──────── Source data

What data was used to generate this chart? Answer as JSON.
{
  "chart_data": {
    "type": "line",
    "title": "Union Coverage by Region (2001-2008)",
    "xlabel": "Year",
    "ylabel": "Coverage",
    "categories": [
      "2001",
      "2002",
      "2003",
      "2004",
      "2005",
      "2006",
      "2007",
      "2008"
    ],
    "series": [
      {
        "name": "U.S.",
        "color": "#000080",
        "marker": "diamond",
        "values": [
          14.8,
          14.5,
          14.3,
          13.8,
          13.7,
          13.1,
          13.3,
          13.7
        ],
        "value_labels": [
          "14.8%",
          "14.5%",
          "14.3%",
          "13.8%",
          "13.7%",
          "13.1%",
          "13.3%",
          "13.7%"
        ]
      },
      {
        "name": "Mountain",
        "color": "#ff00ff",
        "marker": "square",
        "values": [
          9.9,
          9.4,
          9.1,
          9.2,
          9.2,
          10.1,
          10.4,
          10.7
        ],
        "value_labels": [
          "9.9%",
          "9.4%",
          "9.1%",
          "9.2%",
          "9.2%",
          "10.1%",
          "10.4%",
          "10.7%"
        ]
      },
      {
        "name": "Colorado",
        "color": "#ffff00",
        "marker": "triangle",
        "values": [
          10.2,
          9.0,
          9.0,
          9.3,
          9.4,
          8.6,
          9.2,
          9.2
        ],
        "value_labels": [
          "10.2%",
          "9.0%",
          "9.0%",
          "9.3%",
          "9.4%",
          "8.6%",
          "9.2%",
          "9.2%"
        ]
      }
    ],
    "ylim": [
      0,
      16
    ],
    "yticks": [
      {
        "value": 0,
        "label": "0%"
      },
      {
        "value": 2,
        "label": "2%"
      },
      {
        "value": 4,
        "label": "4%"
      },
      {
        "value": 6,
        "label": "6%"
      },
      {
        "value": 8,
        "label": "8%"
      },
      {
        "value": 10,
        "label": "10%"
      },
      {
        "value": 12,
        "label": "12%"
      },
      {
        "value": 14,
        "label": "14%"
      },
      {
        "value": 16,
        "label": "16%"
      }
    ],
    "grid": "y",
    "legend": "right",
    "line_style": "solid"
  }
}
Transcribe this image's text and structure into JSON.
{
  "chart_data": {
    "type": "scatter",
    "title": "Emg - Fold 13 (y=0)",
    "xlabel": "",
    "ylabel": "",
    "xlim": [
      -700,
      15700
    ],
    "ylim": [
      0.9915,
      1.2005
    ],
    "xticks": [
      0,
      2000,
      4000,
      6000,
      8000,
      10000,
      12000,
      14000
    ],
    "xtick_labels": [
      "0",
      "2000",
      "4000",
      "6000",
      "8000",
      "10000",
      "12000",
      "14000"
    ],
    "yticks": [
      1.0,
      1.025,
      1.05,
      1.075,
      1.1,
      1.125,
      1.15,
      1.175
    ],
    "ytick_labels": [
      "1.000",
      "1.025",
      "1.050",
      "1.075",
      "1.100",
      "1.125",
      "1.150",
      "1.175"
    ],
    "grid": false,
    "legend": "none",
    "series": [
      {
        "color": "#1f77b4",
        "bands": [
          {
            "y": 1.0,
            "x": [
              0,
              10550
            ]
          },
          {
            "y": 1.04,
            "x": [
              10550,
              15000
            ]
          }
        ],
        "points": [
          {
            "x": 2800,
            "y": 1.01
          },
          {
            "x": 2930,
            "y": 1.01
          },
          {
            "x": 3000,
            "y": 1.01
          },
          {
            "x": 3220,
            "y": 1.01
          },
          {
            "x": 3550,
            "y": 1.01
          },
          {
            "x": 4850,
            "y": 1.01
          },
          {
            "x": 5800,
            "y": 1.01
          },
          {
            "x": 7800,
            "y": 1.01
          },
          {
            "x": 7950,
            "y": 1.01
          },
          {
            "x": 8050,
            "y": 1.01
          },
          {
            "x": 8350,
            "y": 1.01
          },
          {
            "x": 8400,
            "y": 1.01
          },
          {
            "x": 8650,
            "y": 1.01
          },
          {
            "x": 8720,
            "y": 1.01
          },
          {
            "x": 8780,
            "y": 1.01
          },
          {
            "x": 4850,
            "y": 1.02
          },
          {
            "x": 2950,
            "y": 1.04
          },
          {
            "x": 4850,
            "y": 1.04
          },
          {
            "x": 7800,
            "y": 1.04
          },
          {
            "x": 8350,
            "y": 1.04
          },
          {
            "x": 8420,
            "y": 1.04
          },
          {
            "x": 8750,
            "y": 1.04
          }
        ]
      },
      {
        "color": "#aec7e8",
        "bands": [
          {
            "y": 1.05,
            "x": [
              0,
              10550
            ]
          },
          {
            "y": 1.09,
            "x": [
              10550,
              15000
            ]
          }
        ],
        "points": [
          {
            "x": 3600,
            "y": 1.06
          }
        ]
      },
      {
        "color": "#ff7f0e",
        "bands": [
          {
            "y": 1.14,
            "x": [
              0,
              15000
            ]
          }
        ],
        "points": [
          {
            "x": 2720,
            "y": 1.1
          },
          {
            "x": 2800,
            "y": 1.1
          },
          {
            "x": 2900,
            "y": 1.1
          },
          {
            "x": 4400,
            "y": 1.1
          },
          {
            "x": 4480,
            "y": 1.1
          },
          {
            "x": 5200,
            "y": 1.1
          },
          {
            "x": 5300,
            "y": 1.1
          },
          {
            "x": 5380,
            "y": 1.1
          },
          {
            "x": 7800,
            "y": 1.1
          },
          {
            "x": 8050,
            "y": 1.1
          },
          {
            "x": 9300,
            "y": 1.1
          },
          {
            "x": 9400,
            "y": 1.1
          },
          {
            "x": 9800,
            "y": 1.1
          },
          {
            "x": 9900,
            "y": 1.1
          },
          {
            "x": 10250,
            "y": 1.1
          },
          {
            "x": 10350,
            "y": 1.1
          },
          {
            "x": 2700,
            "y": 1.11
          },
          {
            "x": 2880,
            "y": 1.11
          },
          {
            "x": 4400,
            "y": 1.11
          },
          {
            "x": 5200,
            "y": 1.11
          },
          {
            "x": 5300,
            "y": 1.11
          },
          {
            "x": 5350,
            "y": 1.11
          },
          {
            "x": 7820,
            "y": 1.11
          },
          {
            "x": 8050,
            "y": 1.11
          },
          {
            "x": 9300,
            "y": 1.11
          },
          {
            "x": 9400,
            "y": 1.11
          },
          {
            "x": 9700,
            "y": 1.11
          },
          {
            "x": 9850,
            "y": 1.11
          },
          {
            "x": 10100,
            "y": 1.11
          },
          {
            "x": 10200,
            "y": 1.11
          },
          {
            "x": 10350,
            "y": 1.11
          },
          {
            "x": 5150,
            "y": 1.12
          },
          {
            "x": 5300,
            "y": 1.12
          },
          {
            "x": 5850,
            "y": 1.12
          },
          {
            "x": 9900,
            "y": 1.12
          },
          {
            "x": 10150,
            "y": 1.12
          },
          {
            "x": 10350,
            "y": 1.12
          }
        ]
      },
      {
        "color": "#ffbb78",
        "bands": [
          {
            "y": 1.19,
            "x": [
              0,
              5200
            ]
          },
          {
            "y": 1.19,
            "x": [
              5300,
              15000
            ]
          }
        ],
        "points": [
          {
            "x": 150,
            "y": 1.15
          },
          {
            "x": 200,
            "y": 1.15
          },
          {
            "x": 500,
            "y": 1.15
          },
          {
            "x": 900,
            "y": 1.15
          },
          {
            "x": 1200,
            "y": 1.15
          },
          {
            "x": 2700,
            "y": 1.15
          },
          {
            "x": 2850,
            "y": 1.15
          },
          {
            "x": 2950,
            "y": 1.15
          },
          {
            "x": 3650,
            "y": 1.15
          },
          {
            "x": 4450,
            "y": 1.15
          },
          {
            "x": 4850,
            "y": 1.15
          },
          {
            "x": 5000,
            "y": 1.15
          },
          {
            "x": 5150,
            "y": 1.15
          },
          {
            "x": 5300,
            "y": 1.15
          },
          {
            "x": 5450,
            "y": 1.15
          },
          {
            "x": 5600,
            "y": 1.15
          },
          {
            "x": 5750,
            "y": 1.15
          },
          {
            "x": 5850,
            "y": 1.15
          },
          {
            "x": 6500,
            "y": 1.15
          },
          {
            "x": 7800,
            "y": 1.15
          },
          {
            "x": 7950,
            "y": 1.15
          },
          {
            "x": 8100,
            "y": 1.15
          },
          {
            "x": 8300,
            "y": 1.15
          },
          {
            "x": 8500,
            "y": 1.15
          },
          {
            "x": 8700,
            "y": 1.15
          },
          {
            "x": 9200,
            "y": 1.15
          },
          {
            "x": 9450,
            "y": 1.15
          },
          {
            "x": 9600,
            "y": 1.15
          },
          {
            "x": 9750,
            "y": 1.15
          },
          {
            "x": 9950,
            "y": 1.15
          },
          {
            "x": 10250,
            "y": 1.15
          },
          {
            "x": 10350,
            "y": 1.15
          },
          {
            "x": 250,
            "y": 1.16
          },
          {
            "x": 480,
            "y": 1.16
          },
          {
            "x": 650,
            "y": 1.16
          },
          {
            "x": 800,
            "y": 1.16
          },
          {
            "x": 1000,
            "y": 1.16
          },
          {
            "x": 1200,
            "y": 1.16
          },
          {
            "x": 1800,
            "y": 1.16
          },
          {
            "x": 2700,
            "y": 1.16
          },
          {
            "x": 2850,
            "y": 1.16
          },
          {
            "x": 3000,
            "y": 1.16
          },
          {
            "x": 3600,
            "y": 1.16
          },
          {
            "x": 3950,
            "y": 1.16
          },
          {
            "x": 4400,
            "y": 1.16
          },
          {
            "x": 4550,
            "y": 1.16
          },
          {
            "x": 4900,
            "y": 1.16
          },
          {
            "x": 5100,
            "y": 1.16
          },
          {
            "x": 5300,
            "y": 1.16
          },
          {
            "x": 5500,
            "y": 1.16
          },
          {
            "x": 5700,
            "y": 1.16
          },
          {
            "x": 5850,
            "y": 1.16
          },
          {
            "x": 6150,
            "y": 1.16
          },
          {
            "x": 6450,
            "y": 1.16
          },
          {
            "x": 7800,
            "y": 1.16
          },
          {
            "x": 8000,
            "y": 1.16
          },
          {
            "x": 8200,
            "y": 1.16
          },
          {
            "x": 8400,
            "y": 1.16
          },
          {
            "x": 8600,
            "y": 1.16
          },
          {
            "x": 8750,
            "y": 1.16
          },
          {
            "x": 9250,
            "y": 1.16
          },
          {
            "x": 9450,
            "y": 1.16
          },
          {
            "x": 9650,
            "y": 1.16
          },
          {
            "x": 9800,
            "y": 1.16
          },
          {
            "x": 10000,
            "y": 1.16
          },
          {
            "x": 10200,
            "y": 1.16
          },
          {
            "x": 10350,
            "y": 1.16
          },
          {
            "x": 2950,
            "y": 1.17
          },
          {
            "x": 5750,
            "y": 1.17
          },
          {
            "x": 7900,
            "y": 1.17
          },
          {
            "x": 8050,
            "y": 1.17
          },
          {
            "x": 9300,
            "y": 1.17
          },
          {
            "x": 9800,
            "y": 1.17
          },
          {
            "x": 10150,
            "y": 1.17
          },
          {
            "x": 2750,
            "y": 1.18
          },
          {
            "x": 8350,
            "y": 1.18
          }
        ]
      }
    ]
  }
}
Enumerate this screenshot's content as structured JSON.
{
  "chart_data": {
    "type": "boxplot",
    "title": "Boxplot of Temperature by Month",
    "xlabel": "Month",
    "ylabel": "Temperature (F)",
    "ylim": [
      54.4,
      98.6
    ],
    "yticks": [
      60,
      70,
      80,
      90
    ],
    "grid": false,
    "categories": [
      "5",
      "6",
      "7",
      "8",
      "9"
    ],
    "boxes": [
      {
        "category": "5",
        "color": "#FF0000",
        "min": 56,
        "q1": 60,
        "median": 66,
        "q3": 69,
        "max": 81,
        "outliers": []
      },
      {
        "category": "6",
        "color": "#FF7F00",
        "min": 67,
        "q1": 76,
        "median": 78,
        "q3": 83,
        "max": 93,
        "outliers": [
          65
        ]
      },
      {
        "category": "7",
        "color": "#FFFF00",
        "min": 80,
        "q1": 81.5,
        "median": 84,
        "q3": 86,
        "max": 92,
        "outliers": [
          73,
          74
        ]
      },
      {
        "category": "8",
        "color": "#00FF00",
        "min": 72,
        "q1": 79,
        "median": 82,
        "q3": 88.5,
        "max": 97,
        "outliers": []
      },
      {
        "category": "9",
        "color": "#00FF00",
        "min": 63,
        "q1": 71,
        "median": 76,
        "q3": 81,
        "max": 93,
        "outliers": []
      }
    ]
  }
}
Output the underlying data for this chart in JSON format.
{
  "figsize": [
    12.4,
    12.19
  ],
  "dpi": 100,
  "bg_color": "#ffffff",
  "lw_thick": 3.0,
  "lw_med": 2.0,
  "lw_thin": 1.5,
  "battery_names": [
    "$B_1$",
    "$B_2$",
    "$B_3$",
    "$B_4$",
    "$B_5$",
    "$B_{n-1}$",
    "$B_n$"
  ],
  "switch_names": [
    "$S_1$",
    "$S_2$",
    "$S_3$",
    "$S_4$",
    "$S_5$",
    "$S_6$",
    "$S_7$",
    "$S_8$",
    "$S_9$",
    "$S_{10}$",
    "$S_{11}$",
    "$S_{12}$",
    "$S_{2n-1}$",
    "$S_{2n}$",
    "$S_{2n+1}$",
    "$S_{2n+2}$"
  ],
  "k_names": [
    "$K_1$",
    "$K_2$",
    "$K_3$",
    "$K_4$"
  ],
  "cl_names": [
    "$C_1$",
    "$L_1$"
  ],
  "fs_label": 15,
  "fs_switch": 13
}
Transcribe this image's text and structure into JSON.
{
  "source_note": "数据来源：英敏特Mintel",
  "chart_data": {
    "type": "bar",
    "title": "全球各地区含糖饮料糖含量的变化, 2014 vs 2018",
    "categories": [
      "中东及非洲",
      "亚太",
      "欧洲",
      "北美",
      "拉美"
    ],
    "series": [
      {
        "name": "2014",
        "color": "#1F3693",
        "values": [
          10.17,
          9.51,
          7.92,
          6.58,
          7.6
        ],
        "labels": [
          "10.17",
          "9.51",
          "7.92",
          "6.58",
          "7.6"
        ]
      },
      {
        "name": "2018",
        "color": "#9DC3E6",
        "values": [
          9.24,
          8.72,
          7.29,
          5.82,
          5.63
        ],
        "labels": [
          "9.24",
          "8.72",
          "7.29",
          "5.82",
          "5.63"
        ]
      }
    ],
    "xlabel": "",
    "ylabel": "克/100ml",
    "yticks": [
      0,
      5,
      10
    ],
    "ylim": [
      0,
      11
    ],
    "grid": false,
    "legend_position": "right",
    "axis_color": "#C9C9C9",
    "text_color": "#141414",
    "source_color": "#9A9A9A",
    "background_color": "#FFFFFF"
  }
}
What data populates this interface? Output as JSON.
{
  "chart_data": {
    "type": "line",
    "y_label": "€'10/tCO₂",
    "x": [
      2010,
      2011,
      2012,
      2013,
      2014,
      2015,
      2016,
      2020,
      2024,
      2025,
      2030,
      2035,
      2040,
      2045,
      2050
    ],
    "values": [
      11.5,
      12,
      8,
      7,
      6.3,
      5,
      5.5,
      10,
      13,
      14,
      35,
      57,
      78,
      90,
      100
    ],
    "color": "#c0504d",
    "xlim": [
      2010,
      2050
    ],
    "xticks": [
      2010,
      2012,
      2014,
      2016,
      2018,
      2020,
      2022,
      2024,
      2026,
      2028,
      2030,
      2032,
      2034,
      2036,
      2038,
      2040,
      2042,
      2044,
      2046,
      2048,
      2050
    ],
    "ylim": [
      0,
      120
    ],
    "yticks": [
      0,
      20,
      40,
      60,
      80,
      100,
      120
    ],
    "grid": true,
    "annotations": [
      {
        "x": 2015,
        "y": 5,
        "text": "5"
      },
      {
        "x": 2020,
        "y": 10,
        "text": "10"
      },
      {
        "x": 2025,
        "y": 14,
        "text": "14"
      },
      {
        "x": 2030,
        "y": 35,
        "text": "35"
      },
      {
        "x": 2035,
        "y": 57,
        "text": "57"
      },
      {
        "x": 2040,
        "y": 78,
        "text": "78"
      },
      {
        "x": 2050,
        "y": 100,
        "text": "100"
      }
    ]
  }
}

────────────────

▶ Brief:
Pull out each line of the records holding the string "right".

▶ Complete response:
    "legend": "right",
    "legend_position": "right",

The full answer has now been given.